(Extracts from a graphics dataset)
┌────────

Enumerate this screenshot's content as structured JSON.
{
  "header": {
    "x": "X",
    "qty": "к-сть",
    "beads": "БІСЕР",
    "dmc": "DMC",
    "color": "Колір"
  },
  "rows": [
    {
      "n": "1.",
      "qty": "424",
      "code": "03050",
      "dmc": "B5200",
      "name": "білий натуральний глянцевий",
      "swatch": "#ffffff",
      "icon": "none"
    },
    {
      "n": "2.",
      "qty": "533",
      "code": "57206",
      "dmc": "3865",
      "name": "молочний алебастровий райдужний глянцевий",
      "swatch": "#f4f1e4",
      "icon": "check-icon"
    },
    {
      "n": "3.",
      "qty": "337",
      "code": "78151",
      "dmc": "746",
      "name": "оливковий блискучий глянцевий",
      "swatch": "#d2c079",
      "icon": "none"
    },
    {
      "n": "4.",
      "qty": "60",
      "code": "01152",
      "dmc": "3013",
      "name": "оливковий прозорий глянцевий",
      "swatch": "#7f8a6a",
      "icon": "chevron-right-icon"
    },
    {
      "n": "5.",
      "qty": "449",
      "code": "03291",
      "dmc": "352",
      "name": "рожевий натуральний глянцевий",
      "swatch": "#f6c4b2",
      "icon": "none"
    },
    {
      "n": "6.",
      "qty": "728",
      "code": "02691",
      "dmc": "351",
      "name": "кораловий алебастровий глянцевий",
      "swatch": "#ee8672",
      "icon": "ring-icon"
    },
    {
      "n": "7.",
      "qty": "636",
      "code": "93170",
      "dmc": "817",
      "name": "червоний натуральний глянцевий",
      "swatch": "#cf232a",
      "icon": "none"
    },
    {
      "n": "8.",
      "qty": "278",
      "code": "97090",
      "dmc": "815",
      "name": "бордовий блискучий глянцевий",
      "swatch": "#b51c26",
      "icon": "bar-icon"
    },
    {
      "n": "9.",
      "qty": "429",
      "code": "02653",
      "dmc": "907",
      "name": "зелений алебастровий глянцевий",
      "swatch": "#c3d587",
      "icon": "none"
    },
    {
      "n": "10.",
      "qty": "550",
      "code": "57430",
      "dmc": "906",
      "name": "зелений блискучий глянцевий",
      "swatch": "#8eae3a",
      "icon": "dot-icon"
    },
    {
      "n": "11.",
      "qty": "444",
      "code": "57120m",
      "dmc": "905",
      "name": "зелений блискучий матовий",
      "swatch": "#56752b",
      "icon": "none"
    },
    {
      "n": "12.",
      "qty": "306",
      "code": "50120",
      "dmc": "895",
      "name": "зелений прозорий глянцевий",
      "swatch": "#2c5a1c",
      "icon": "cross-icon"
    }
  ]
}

└────────

**What you have to do:** Look through the data above. Find each line with the string "прозорий" and copy it.

**Solved problem:**
      "name": "оливковий прозорий глянцевий",
      "name": "зелений прозорий глянцевий",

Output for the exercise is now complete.